## Problem details
Reproduce all the lines exactly as they stand, apart from the pictures.

- - -

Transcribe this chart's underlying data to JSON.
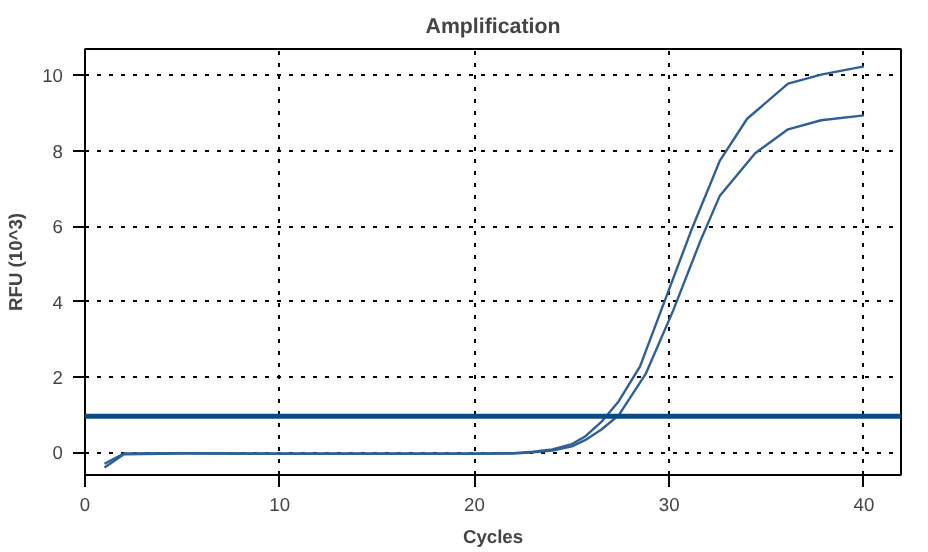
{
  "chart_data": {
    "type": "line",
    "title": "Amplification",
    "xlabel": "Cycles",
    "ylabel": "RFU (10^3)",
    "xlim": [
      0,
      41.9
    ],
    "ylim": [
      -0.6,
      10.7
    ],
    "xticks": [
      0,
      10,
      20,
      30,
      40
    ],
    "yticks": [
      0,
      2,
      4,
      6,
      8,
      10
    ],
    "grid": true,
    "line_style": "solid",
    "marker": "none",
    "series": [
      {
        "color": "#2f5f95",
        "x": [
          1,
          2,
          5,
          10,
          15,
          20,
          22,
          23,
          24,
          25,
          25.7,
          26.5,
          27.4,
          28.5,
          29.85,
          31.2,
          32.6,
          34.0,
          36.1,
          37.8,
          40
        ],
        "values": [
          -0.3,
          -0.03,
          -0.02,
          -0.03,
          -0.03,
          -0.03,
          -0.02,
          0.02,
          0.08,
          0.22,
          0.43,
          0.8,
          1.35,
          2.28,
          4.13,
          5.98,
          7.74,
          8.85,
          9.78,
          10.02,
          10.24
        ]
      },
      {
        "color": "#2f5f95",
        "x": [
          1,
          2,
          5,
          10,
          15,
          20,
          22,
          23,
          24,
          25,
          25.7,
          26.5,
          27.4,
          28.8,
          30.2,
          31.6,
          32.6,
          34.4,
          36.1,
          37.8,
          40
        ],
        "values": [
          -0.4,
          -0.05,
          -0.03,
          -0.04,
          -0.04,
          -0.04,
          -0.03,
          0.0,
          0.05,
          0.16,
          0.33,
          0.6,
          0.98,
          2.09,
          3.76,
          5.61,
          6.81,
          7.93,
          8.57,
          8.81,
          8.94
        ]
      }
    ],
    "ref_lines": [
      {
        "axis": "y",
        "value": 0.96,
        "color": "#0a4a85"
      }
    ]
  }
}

- - -

## Answer to this task
Transcribe this chart's underlying data to JSON.
{
  "chart_data": {
    "type": "line",
    "title": "Amplification",
    "xlabel": "Cycles",
    "ylabel": "RFU (10^3)",
    "xlim": [
      0,
      41.9
    ],
    "ylim": [
      -0.6,
      10.7
    ],
    "xticks": [
      0,
      10,
      20,
      30,
      40
    ],
    "yticks": [
      0,
      2,
      4,
      6,
      8,
      10
    ],
    "grid": true,
    "line_style": "solid",
    "marker": "none",
    "series": [
      {
        "color": "#2f5f95",
        "x": [
          1,
          2,
          5,
          10,
          15,
          20,
          22,
          23,
          24,
          25,
          25.7,
          26.5,
          27.4,
          28.5,
          29.85,
          31.2,
          32.6,
          34.0,
          36.1,
          37.8,
          40
        ],
        "values": [
          -0.3,
          -0.03,
          -0.02,
          -0.03,
          -0.03,
          -0.03,
          -0.02,
          0.02,
          0.08,
          0.22,
          0.43,
          0.8,
          1.35,
          2.28,
          4.13,
          5.98,
          7.74,
          8.85,
          9.78,
          10.02,
          10.24
        ]
      },
      {
        "color": "#2f5f95",
        "x": [
          1,
          2,
          5,
          10,
          15,
          20,
          22,
          23,
          24,
          25,
          25.7,
          26.5,
          27.4,
          28.8,
          30.2,
          31.6,
          32.6,
          34.4,
          36.1,
          37.8,
          40
        ],
        "values": [
          -0.4,
          -0.05,
          -0.03,
          -0.04,
          -0.04,
          -0.04,
          -0.03,
          0.0,
          0.05,
          0.16,
          0.33,
          0.6,
          0.98,
          2.09,
          3.76,
          5.61,
          6.81,
          7.93,
          8.57,
          8.81,
          8.94
        ]
      }
    ],
    "ref_lines": [
      {
        "axis": "y",
        "value": 0.96,
        "color": "#0a4a85"
      }
    ]
  }
}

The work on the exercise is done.